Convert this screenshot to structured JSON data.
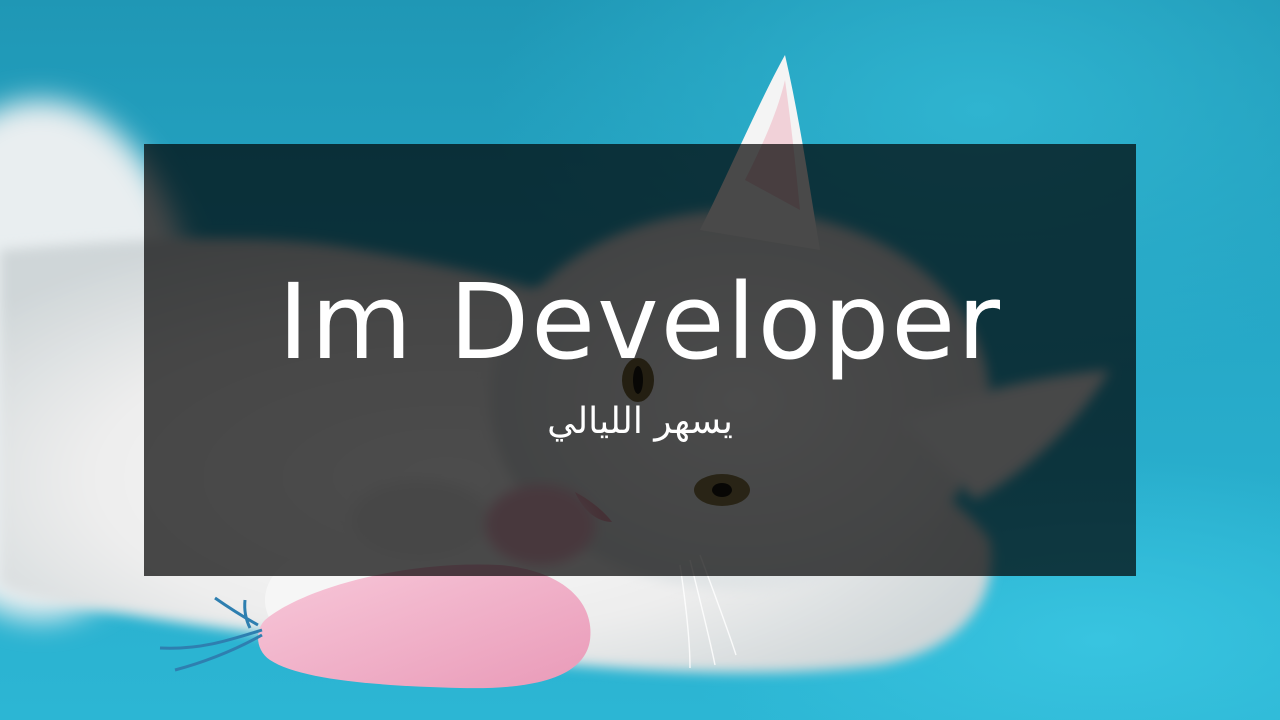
{
  "hero": {
    "title": "Im Developer",
    "subtitle": "يسهر الليالي"
  },
  "colors": {
    "background": "#29a9c6",
    "overlay": "rgba(0,0,0,0.70)",
    "text": "#ffffff",
    "cat_fur": "#f2f2f2",
    "toy": "#f3b5cc"
  },
  "image": {
    "subject": "white kitten lying on blue background hugging a pink toy"
  }
}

----------------------------------------

Problem description: All of the data above should be transcribed verbatim, with pictures omitted.

Task output:
Convert this screenshot to structured JSON data.
{
  "hero": {
    "title": "Im Developer",
    "subtitle": "يسهر الليالي"
  },
  "colors": {
    "background": "#29a9c6",
    "overlay": "rgba(0,0,0,0.70)",
    "text": "#ffffff",
    "cat_fur": "#f2f2f2",
    "toy": "#f3b5cc"
  },
  "image": {
    "subject": "white kitten lying on blue background hugging a pink toy"
  }
}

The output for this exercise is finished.